→ **SHORT EXERCISE**: Repeat the data that follows, word for word, without the images.

Items listed in a dataset:
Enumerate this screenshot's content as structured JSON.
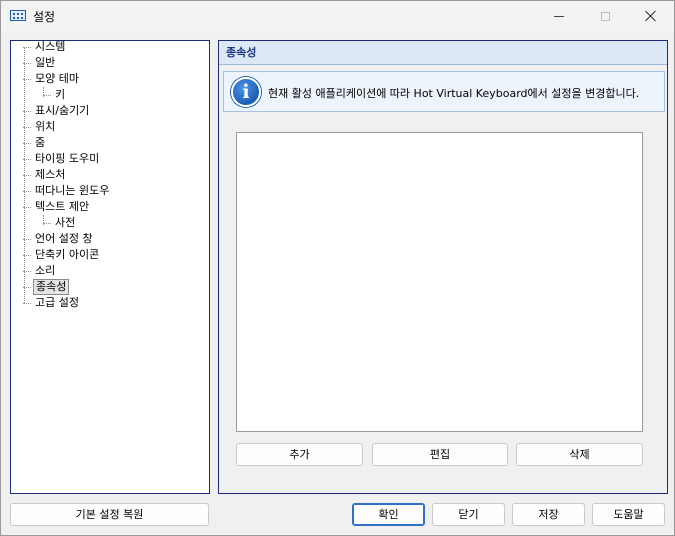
{
  "window": {
    "title": "설정"
  },
  "tree": {
    "items": [
      {
        "label": "시스템"
      },
      {
        "label": "일반"
      },
      {
        "label": "모양 테마"
      },
      {
        "label": "키"
      },
      {
        "label": "표시/숨기기"
      },
      {
        "label": "위치"
      },
      {
        "label": "줌"
      },
      {
        "label": "타이핑 도우미"
      },
      {
        "label": "제스처"
      },
      {
        "label": "떠다니는 윈도우"
      },
      {
        "label": "텍스트 제안"
      },
      {
        "label": "사전"
      },
      {
        "label": "언어 설정 창"
      },
      {
        "label": "단축키 아이콘"
      },
      {
        "label": "소리"
      },
      {
        "label": "종속성"
      },
      {
        "label": "고급 설정"
      }
    ],
    "selected": "종속성"
  },
  "panel": {
    "header": "종속성",
    "info_text": "현재 활성 애플리케이션에 따라 Hot Virtual Keyboard에서 설정을 변경합니다.",
    "buttons": {
      "add": "추가",
      "edit": "편집",
      "delete": "삭제"
    }
  },
  "footer": {
    "restore": "기본 설정 복원",
    "ok": "확인",
    "close": "닫기",
    "save": "저장",
    "help": "도움말"
  },
  "icons": [
    "keyboard-icon",
    "minimize-icon",
    "maximize-icon",
    "close-icon",
    "info-icon"
  ],
  "colors": {
    "accent": "#2f6fc6",
    "panel_border": "#1e2a78",
    "header_bg": "#dce8f8",
    "header_text": "#1b3a80"
  }
}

→ **ANSWER TO THIS TASK**:
Enumerate this screenshot's content as structured JSON.
{
  "window": {
    "title": "설정"
  },
  "tree": {
    "items": [
      {
        "label": "시스템"
      },
      {
        "label": "일반"
      },
      {
        "label": "모양 테마"
      },
      {
        "label": "키"
      },
      {
        "label": "표시/숨기기"
      },
      {
        "label": "위치"
      },
      {
        "label": "줌"
      },
      {
        "label": "타이핑 도우미"
      },
      {
        "label": "제스처"
      },
      {
        "label": "떠다니는 윈도우"
      },
      {
        "label": "텍스트 제안"
      },
      {
        "label": "사전"
      },
      {
        "label": "언어 설정 창"
      },
      {
        "label": "단축키 아이콘"
      },
      {
        "label": "소리"
      },
      {
        "label": "종속성"
      },
      {
        "label": "고급 설정"
      }
    ],
    "selected": "종속성"
  },
  "panel": {
    "header": "종속성",
    "info_text": "현재 활성 애플리케이션에 따라 Hot Virtual Keyboard에서 설정을 변경합니다.",
    "buttons": {
      "add": "추가",
      "edit": "편집",
      "delete": "삭제"
    }
  },
  "footer": {
    "restore": "기본 설정 복원",
    "ok": "확인",
    "close": "닫기",
    "save": "저장",
    "help": "도움말"
  },
  "icons": [
    "keyboard-icon",
    "minimize-icon",
    "maximize-icon",
    "close-icon",
    "info-icon"
  ],
  "colors": {
    "accent": "#2f6fc6",
    "panel_border": "#1e2a78",
    "header_bg": "#dce8f8",
    "header_text": "#1b3a80"
  }
}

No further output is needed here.